## Task description
Give the listing again exactly, omitting its images.

## Data excerpts
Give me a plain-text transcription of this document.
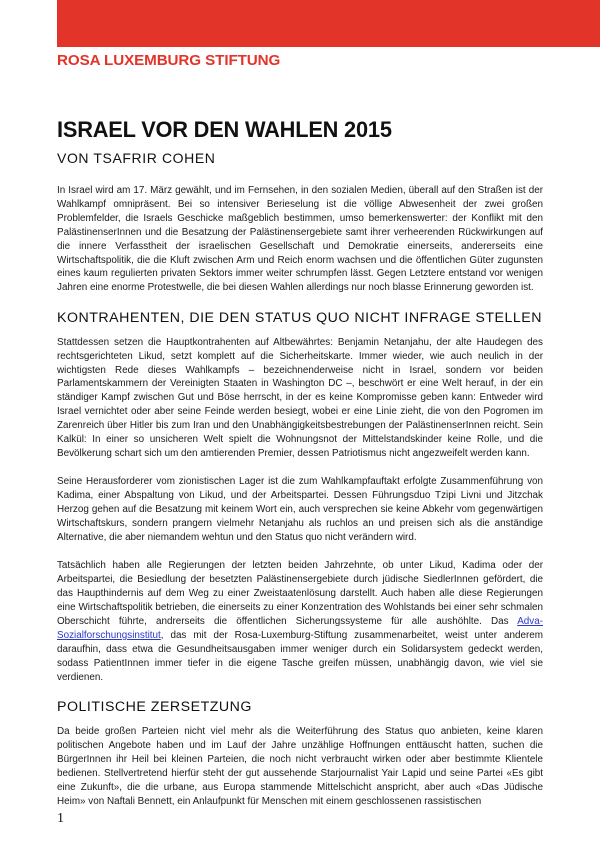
ROSA LUXEMBURG STIFTUNG
ISRAEL VOR DEN WAHLEN 2015
VON TSAFRIR COHEN

In Israel wird am 17. März gewählt, und im Fernsehen, in den sozialen Medien, überall auf den Straßen ist der Wahlkampf omnipräsent. Bei so intensiver Berieselung ist die völlige Abwesenheit der zwei großen Problemfelder, die Israels Geschicke maßgeblich bestimmen, umso bemerkenswerter: der Konflikt mit den PalästinenserInnen und die Besatzung der Palästinensergebiete samt ihrer verheerenden Rückwirkungen auf die innere Verfasstheit der israelischen Gesellschaft und Demokratie einerseits, andererseits eine Wirtschaftspolitik, die die Kluft zwischen Arm und Reich enorm wachsen und die öffentlichen Güter zugunsten eines kaum regulierten privaten Sektors immer weiter schrumpfen lässt. Gegen Letztere entstand vor wenigen Jahren eine enorme Protestwelle, die bei diesen Wahlen allerdings nur noch blasse Erinnerung geworden ist.

KONTRAHENTEN, DIE DEN STATUS QUO NICHT INFRAGE STELLEN

Stattdessen setzen die Hauptkontrahenten auf Altbewährtes: Benjamin Netanjahu, der alte Haudegen des rechtsgerichteten Likud, setzt komplett auf die Sicherheitskarte. Immer wieder, wie auch neulich in der wichtigsten Rede dieses Wahlkampfs – bezeichnenderweise nicht in Israel, sondern vor beiden Parlamentskammern der Vereinigten Staaten in Washington DC –, beschwört er eine Welt herauf, in der ein ständiger Kampf zwischen Gut und Böse herrscht, in der es keine Kompromisse geben kann: Entweder wird Israel vernichtet oder aber seine Feinde werden besiegt, wobei er eine Linie zieht, die von den Pogromen im Zarenreich über Hitler bis zum Iran und den Unabhängigkeitsbestrebungen der PalästinenserInnen reicht. Sein Kalkül: In einer so unsicheren Welt spielt die Wohnungsnot der Mittelstandskinder keine Rolle, und die Bevölkerung schart sich um den amtierenden Premier, dessen Patriotismus nicht angezweifelt werden kann.

Seine Herausforderer vom zionistischen Lager ist die zum Wahlkampfauftakt erfolgte Zusammenführung von Kadima, einer Abspaltung von Likud, und der Arbeitspartei. Dessen Führungsduo Tzipi Livni und Jitzchak Herzog gehen auf die Besatzung mit keinem Wort ein, auch versprechen sie keine Abkehr vom gegenwärtigen Wirtschaftskurs, sondern prangern vielmehr Netanjahu als ruchlos an und preisen sich als die anständige Alternative, die aber niemandem wehtun und den Status quo nicht verändern wird.

Tatsächlich haben alle Regierungen der letzten beiden Jahrzehnte, ob unter Likud, Kadima oder der Arbeitspartei, die Besiedlung der besetzten Palästinensergebiete durch jüdische SiedlerInnen gefördert, die das Haupthindernis auf dem Weg zu einer Zweistaatenlösung darstellt. Auch haben alle diese Regierungen eine Wirtschaftspolitik betrieben, die einerseits zu einer Konzentration des Wohlstands bei einer sehr schmalen Oberschicht führte, andrerseits die öffentlichen Sicherungssysteme für alle aushöhlte. Das Adva-Sozialforschungsinstitut, das mit der Rosa-Luxemburg-Stiftung zusammenarbeitet, weist unter anderem daraufhin, dass etwa die Gesundheitsausgaben immer weniger durch ein Solidarsystem gedeckt werden, sodass PatientInnen immer tiefer in die eigene Tasche greifen müssen, unabhängig davon, wie viel sie verdienen.

POLITISCHE ZERSETZUNG

Da beide großen Parteien nicht viel mehr als die Weiterführung des Status quo anbieten, keine klaren politischen Angebote haben und im Lauf der Jahre unzählige Hoffnungen enttäuscht hatten, suchen die BürgerInnen ihr Heil bei kleinen Parteien, die noch nicht verbraucht wirken oder aber bestimmte Klientele bedienen. Stellvertretend hierfür steht der gut aussehende Starjournalist Yair Lapid und seine Partei «Es gibt eine Zukunft», die die urbane, aus Europa stammende Mittelschicht anspricht, aber auch «Das Jüdische Heim» von Naftali Bennett, ein Anlaufpunkt für Menschen mit einem geschlossenen rassistischen

1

## In response
Give me a plain-text transcription of this document.
ROSA LUXEMBURG STIFTUNG
ISRAEL VOR DEN WAHLEN 2015
VON TSAFRIR COHEN

In Israel wird am 17. März gewählt, und im Fernsehen, in den sozialen Medien, überall auf den Straßen ist der Wahlkampf omnipräsent. Bei so intensiver Berieselung ist die völlige Abwesenheit der zwei großen Problemfelder, die Israels Geschicke maßgeblich bestimmen, umso bemerkenswerter: der Konflikt mit den PalästinenserInnen und die Besatzung der Palästinensergebiete samt ihrer verheerenden Rückwirkungen auf die innere Verfasstheit der israelischen Gesellschaft und Demokratie einerseits, andererseits eine Wirtschaftspolitik, die die Kluft zwischen Arm und Reich enorm wachsen und die öffentlichen Güter zugunsten eines kaum regulierten privaten Sektors immer weiter schrumpfen lässt. Gegen Letztere entstand vor wenigen Jahren eine enorme Protestwelle, die bei diesen Wahlen allerdings nur noch blasse Erinnerung geworden ist.

KONTRAHENTEN, DIE DEN STATUS QUO NICHT INFRAGE STELLEN

Stattdessen setzen die Hauptkontrahenten auf Altbewährtes: Benjamin Netanjahu, der alte Haudegen des rechtsgerichteten Likud, setzt komplett auf die Sicherheitskarte. Immer wieder, wie auch neulich in der wichtigsten Rede dieses Wahlkampfs – bezeichnenderweise nicht in Israel, sondern vor beiden Parlamentskammern der Vereinigten Staaten in Washington DC –, beschwört er eine Welt herauf, in der ein ständiger Kampf zwischen Gut und Böse herrscht, in der es keine Kompromisse geben kann: Entweder wird Israel vernichtet oder aber seine Feinde werden besiegt, wobei er eine Linie zieht, die von den Pogromen im Zarenreich über Hitler bis zum Iran und den Unabhängigkeitsbestrebungen der PalästinenserInnen reicht. Sein Kalkül: In einer so unsicheren Welt spielt die Wohnungsnot der Mittelstandskinder keine Rolle, und die Bevölkerung schart sich um den amtierenden Premier, dessen Patriotismus nicht angezweifelt werden kann.

Seine Herausforderer vom zionistischen Lager ist die zum Wahlkampfauftakt erfolgte Zusammenführung von Kadima, einer Abspaltung von Likud, und der Arbeitspartei. Dessen Führungsduo Tzipi Livni und Jitzchak Herzog gehen auf die Besatzung mit keinem Wort ein, auch versprechen sie keine Abkehr vom gegenwärtigen Wirtschaftskurs, sondern prangern vielmehr Netanjahu als ruchlos an und preisen sich als die anständige Alternative, die aber niemandem wehtun und den Status quo nicht verändern wird.

Tatsächlich haben alle Regierungen der letzten beiden Jahrzehnte, ob unter Likud, Kadima oder der Arbeitspartei, die Besiedlung der besetzten Palästinensergebiete durch jüdische SiedlerInnen gefördert, die das Haupthindernis auf dem Weg zu einer Zweistaatenlösung darstellt. Auch haben alle diese Regierungen eine Wirtschaftspolitik betrieben, die einerseits zu einer Konzentration des Wohlstands bei einer sehr schmalen Oberschicht führte, andrerseits die öffentlichen Sicherungssysteme für alle aushöhlte. Das Adva-Sozialforschungsinstitut, das mit der Rosa-Luxemburg-Stiftung zusammenarbeitet, weist unter anderem daraufhin, dass etwa die Gesundheitsausgaben immer weniger durch ein Solidarsystem gedeckt werden, sodass PatientInnen immer tiefer in die eigene Tasche greifen müssen, unabhängig davon, wie viel sie verdienen.

POLITISCHE ZERSETZUNG

Da beide großen Parteien nicht viel mehr als die Weiterführung des Status quo anbieten, keine klaren politischen Angebote haben und im Lauf der Jahre unzählige Hoffnungen enttäuscht hatten, suchen die BürgerInnen ihr Heil bei kleinen Parteien, die noch nicht verbraucht wirken oder aber bestimmte Klientele bedienen. Stellvertretend hierfür steht der gut aussehende Starjournalist Yair Lapid und seine Partei «Es gibt eine Zukunft», die die urbane, aus Europa stammende Mittelschicht anspricht, aber auch «Das Jüdische Heim» von Naftali Bennett, ein Anlaufpunkt für Menschen mit einem geschlossenen rassistischen

1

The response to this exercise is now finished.